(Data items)

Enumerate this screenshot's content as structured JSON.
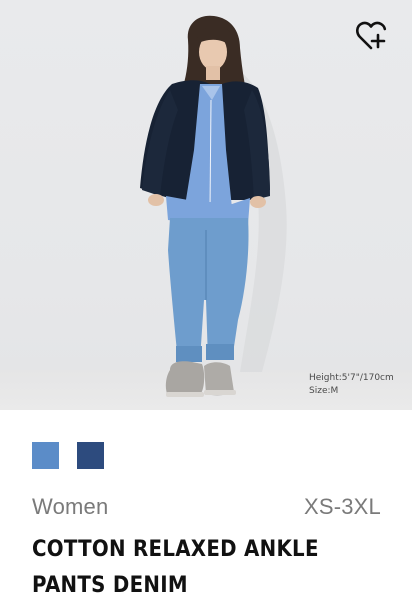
{
  "product": {
    "model_height": "Height:5'7\"/170cm",
    "model_size": "Size:M",
    "colors": [
      {
        "hex": "#5b8cc8"
      },
      {
        "hex": "#2d4b7e"
      }
    ],
    "gender": "Women",
    "size_range": "XS-3XL",
    "name": "COTTON RELAXED ANKLE PANTS DENIM"
  },
  "icons": {
    "wishlist": "heart-plus-icon"
  }
}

(AIM OF THE TASK) The records above must be echoed exactly, minus their pictures.

(SOLVED EXERCISE)
Enumerate this screenshot's content as structured JSON.
{
  "product": {
    "model_height": "Height:5'7\"/170cm",
    "model_size": "Size:M",
    "colors": [
      {
        "hex": "#5b8cc8"
      },
      {
        "hex": "#2d4b7e"
      }
    ],
    "gender": "Women",
    "size_range": "XS-3XL",
    "name": "COTTON RELAXED ANKLE PANTS DENIM"
  },
  "icons": {
    "wishlist": "heart-plus-icon"
  }
}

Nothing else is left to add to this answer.